_Problem to work on_
Spot each line that carries the word "image"; copy those lines.

_Information provided_
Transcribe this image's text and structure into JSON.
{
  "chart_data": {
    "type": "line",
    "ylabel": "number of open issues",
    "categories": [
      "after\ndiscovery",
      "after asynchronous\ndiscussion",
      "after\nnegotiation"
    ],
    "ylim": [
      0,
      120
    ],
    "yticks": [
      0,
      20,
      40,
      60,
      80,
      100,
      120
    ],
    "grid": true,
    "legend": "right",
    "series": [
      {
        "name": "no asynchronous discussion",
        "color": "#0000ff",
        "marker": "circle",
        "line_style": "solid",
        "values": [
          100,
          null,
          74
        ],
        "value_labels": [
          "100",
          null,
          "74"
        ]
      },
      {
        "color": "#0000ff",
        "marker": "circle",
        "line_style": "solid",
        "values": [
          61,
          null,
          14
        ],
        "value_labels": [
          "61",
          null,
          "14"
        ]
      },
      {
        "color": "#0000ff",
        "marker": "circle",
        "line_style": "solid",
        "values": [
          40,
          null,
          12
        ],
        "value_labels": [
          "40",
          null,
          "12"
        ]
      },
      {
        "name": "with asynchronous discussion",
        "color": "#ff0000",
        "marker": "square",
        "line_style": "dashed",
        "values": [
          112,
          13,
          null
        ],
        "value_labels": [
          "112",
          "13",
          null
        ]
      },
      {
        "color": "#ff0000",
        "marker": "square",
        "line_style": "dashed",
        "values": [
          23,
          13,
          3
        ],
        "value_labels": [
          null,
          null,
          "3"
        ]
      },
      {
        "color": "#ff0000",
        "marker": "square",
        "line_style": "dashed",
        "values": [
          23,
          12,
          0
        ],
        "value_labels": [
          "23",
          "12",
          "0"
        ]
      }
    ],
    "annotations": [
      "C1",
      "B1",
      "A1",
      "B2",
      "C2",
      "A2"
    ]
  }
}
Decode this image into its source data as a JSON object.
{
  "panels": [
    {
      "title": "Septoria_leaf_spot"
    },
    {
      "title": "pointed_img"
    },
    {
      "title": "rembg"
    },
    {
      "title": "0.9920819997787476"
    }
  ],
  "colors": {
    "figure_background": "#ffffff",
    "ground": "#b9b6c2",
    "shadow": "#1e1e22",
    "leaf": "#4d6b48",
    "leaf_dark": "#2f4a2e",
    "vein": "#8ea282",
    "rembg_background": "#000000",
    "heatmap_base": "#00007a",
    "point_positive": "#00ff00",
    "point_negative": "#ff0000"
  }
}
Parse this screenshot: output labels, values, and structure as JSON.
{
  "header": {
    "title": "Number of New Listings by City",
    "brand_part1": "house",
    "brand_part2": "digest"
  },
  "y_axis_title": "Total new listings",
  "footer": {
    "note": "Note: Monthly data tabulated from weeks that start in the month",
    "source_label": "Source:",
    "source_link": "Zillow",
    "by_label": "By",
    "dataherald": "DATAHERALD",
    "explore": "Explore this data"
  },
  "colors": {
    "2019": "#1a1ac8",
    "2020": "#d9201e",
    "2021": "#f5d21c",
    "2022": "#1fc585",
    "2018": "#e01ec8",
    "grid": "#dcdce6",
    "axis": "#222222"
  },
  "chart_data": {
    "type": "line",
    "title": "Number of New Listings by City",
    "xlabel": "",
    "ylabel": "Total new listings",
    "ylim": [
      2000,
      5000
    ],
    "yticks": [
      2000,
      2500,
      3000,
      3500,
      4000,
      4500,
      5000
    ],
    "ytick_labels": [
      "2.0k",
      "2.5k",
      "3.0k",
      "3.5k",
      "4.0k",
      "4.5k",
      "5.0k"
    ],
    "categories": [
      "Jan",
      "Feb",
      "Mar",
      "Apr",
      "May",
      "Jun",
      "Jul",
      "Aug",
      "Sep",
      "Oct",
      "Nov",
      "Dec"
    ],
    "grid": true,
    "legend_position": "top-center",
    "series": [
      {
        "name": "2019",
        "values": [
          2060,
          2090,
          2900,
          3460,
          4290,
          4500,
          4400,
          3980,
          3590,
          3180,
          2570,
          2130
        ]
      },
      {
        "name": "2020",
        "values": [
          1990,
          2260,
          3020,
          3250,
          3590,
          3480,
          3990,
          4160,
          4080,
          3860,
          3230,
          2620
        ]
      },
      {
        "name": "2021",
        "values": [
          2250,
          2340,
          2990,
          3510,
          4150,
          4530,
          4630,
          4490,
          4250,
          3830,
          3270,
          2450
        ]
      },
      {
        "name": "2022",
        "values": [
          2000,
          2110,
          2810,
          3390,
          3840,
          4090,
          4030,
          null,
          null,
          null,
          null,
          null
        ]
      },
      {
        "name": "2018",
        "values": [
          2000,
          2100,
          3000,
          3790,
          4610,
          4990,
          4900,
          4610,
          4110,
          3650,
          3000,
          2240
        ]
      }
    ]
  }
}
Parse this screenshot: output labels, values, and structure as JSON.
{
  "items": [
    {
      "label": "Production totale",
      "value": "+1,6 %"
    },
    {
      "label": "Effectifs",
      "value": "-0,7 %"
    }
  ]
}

_Output for this task_
Transcribe this image's text and structure into JSON.
Decode this image into its source data as a JSON object.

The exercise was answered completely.